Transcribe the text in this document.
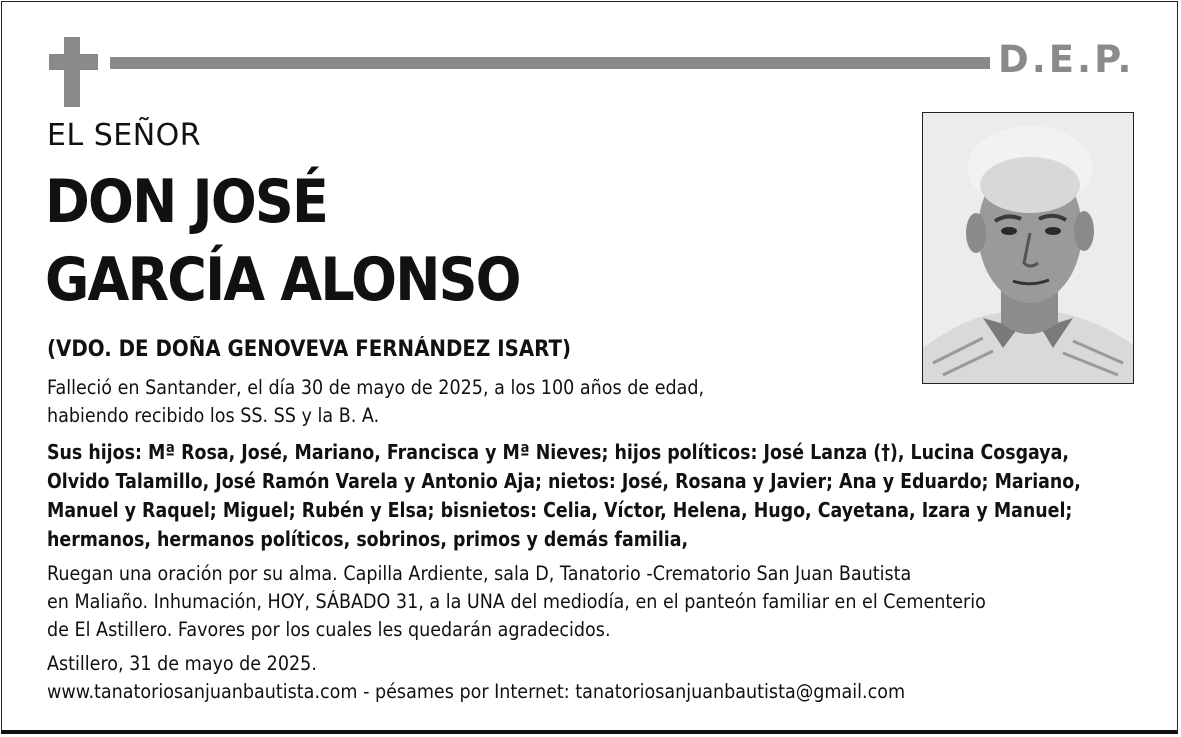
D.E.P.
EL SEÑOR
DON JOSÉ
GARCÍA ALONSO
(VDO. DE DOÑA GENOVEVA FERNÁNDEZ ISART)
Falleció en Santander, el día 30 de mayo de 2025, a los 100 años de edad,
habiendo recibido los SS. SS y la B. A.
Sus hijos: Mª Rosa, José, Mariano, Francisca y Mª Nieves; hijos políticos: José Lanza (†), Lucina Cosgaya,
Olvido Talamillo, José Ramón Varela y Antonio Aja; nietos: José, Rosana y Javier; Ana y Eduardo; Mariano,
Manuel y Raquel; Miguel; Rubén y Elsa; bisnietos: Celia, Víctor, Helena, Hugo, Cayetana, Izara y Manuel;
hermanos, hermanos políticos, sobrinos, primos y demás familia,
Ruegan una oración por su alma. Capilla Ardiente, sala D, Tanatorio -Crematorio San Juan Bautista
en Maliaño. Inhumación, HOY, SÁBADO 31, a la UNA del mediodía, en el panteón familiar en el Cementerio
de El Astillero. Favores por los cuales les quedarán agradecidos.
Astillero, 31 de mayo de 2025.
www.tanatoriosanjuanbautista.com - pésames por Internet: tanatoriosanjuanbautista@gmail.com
——————————
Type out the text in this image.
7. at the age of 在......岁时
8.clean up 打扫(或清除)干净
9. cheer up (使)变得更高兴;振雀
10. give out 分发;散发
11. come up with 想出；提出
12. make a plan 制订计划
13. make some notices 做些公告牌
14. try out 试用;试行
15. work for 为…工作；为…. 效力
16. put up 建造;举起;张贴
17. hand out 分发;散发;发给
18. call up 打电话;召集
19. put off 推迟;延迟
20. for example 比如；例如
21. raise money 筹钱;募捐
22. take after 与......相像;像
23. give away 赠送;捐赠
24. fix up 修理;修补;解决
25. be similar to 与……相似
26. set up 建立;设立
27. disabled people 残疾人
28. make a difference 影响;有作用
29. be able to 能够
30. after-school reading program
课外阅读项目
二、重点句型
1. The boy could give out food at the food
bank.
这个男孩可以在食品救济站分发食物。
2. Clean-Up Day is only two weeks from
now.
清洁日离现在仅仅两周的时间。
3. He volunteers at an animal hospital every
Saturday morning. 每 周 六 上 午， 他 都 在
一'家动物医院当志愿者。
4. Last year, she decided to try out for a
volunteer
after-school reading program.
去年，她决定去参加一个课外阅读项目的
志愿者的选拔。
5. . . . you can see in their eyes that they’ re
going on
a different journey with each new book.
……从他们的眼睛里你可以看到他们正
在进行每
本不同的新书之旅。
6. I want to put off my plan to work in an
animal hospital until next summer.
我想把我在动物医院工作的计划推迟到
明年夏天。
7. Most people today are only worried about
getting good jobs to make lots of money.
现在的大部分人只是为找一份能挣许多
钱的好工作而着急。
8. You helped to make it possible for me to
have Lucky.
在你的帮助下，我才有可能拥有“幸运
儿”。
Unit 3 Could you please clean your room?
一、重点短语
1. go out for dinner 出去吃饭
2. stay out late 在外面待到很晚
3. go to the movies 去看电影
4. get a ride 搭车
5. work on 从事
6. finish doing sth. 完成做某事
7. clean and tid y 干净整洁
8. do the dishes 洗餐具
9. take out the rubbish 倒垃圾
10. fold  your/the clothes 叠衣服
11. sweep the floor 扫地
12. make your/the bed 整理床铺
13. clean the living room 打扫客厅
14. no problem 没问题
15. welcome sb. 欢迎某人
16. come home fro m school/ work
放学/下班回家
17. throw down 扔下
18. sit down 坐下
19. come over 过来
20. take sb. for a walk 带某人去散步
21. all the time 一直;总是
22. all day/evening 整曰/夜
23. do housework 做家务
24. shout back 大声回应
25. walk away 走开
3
——————————
> _WHAT YOU SHOULD DO_
Check each line in the records for the word "reading" and say how many have it, with nothing else.

> _FINISHED ANSWER_
2